# Aim
In the entries that follow, how many lines hold the string "Résumés"? Give only that number.

# Provided entries
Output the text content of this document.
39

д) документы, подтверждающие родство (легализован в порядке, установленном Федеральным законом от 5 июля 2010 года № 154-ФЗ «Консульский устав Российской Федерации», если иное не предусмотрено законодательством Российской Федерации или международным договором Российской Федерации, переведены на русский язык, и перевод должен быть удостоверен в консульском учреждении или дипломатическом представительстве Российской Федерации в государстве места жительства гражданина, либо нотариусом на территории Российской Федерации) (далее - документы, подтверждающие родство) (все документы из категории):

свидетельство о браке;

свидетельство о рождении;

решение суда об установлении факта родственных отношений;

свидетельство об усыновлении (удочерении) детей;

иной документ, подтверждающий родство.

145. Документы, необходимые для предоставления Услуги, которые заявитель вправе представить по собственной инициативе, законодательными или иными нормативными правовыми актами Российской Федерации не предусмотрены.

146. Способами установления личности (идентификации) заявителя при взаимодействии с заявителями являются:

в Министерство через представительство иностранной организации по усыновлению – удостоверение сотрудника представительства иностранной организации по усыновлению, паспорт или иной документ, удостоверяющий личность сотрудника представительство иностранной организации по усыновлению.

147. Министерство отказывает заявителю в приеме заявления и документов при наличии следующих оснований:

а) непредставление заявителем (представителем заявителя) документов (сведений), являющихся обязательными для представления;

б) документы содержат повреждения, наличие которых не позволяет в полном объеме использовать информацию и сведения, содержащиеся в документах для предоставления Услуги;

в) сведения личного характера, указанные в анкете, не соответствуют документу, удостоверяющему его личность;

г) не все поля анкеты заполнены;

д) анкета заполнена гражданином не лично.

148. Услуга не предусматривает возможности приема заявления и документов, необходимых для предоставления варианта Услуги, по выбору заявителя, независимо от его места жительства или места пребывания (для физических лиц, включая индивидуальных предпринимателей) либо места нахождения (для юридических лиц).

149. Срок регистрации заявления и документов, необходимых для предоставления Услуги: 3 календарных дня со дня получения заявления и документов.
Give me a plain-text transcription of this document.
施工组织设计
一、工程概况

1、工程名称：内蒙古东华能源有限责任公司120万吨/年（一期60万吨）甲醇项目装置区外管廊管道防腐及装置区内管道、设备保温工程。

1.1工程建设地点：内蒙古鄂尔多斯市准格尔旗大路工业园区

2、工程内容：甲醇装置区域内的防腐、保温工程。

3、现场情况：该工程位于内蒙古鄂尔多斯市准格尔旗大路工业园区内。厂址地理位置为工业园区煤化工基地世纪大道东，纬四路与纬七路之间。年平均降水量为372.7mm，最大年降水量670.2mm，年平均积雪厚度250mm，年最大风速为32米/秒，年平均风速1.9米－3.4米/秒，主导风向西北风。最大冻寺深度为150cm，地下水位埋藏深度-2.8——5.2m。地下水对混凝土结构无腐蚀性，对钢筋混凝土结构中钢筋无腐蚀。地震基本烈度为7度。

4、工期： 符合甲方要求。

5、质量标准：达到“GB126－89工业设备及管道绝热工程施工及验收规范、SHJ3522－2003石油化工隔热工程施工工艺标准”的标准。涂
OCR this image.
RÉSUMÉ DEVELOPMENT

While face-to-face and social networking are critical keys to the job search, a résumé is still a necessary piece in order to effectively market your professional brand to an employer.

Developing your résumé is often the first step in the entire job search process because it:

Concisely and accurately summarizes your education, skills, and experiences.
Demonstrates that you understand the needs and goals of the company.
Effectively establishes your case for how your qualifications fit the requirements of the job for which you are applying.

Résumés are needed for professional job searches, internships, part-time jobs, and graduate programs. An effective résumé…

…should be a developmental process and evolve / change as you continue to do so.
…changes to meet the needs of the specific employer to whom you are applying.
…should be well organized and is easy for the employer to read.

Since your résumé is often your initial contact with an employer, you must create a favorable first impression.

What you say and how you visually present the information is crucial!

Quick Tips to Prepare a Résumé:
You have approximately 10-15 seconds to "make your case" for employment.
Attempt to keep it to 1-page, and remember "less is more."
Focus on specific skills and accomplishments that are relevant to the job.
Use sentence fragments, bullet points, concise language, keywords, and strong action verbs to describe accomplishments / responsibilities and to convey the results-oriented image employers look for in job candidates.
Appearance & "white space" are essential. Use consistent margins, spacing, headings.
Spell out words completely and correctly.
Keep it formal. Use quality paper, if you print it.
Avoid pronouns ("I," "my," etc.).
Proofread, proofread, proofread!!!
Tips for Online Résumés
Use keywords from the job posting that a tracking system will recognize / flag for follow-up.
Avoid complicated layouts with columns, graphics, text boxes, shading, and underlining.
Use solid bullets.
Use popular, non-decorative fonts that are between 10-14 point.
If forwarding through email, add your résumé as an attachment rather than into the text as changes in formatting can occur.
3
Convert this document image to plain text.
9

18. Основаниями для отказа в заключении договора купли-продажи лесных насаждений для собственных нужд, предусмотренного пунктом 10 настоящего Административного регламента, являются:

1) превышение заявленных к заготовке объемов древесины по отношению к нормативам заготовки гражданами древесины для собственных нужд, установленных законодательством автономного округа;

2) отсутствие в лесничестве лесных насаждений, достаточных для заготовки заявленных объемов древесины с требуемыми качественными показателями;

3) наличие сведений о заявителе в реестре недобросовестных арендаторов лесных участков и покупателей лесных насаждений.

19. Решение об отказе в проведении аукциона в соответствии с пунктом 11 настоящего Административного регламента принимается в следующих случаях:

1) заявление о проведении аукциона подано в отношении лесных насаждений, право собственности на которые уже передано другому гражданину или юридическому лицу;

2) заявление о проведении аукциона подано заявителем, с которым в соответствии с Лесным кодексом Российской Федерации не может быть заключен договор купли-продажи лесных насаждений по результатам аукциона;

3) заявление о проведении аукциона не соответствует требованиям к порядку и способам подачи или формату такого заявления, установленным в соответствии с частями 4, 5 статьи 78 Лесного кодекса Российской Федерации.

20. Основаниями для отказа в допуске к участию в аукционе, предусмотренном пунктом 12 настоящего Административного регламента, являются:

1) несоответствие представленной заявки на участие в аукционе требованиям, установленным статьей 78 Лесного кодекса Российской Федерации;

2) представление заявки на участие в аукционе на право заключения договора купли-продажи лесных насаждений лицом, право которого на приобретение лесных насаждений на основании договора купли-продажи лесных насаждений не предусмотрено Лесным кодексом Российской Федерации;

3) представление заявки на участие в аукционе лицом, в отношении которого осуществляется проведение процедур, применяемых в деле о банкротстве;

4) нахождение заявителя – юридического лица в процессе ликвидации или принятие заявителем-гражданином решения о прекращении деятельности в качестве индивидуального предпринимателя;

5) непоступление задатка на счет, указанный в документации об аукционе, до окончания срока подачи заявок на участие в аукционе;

# Written solution
2